> _EXCERPTED DATA_
--- BEGIN ---
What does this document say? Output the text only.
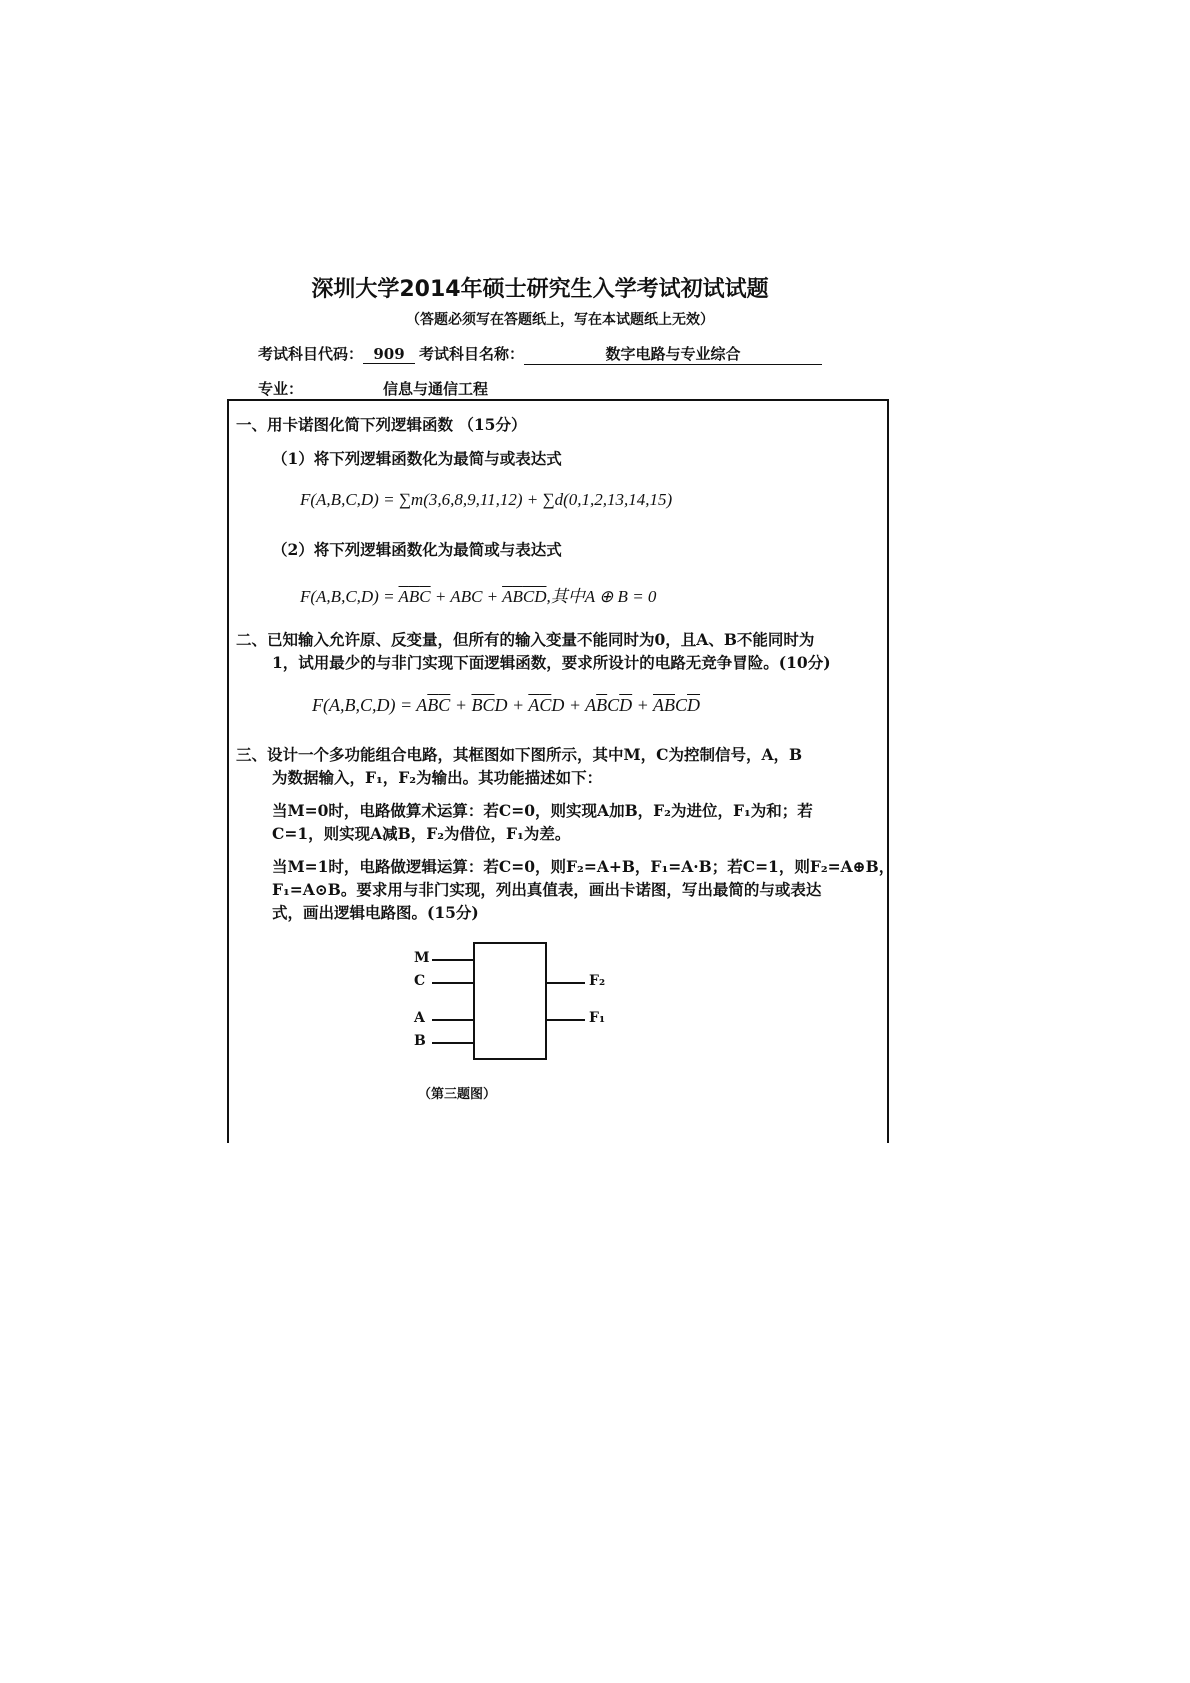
深圳大学2014年硕士研究生入学考试初试试题
（答题必须写在答题纸上，写在本试题纸上无效）
考试科目代码： 909 考试科目名称：	数字电路与专业综合
专业：	信息与通信工程
一、用卡诺图化简下列逻辑函数 （15分）
（1）将下列逻辑函数化为最简与或表达式
F(A,B,C,D) = ∑m(3,6,8,9,11,12) + ∑d(0,1,2,13,14,15)
（2）将下列逻辑函数化为最简或与表达式
$F(A,B,C,D) = \overline{A}\overline{B}\overline{C}$ + ABC + $\overline{A}\overline{B}\overline{CD}$,其中A ⊕ B = 0
二、已知输入允许原、反变量，但所有的输入变量不能同时为0，且A、B不能同时为
1，试用最少的与非门实现下面逻辑函数，要求所设计的电路无竞争冒险。(10分)
$F(A,B,C,D) = A\overline{B}\overline{C} + \overline{B}\overline{C}D + \overline{A}\overline{C}D + A\overline{B}C\overline{D} + \overline{A}\overline{B}C\overline{D}$
三、设计一个多功能组合电路，其框图如下图所示，其中M，C为控制信号，A，B
为数据输入，F₁，F₂为输出。其功能描述如下：
当M=0时，电路做算术运算：若C=0，则实现A加B，F₂为进位，F₁为和；若
C=1，则实现A减B，F₂为借位，F₁为差。
当M=1时，电路做逻辑运算：若C=0，则F₂=A+B，F₁=A·B；若C=1，则F₂=A⊕B，
F₁=A⊙B。要求用与非门实现，列出真值表，画出卡诺图，写出最简的与或表达
式，画出逻辑电路图。(15分)
M
C
A
B
F₂
F₁
（第三题图）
--- END ---
> _YOUR OBJECTIVE_
Pictures stay out of the copy; please restate every record above exactly.

> _RESPONSE TO THE TASK_
What does this document say? Output the text only.
深圳大学2014年硕士研究生入学考试初试试题
（答题必须写在答题纸上，写在本试题纸上无效）
考试科目代码： 909 考试科目名称：	数字电路与专业综合
专业：	信息与通信工程
一、用卡诺图化简下列逻辑函数 （15分）
（1）将下列逻辑函数化为最简与或表达式
F(A,B,C,D) = ∑m(3,6,8,9,11,12) + ∑d(0,1,2,13,14,15)
（2）将下列逻辑函数化为最简或与表达式
$F(A,B,C,D) = \overline{A}\overline{B}\overline{C}$ + ABC + $\overline{A}\overline{B}\overline{CD}$,其中A ⊕ B = 0
二、已知输入允许原、反变量，但所有的输入变量不能同时为0，且A、B不能同时为
1，试用最少的与非门实现下面逻辑函数，要求所设计的电路无竞争冒险。(10分)
$F(A,B,C,D) = A\overline{B}\overline{C} + \overline{B}\overline{C}D + \overline{A}\overline{C}D + A\overline{B}C\overline{D} + \overline{A}\overline{B}C\overline{D}$
三、设计一个多功能组合电路，其框图如下图所示，其中M，C为控制信号，A，B
为数据输入，F₁，F₂为输出。其功能描述如下：
当M=0时，电路做算术运算：若C=0，则实现A加B，F₂为进位，F₁为和；若
C=1，则实现A减B，F₂为借位，F₁为差。
当M=1时，电路做逻辑运算：若C=0，则F₂=A+B，F₁=A·B；若C=1，则F₂=A⊕B，
F₁=A⊙B。要求用与非门实现，列出真值表，画出卡诺图，写出最简的与或表达
式，画出逻辑电路图。(15分)
M
C
A
B
F₂
F₁
（第三题图）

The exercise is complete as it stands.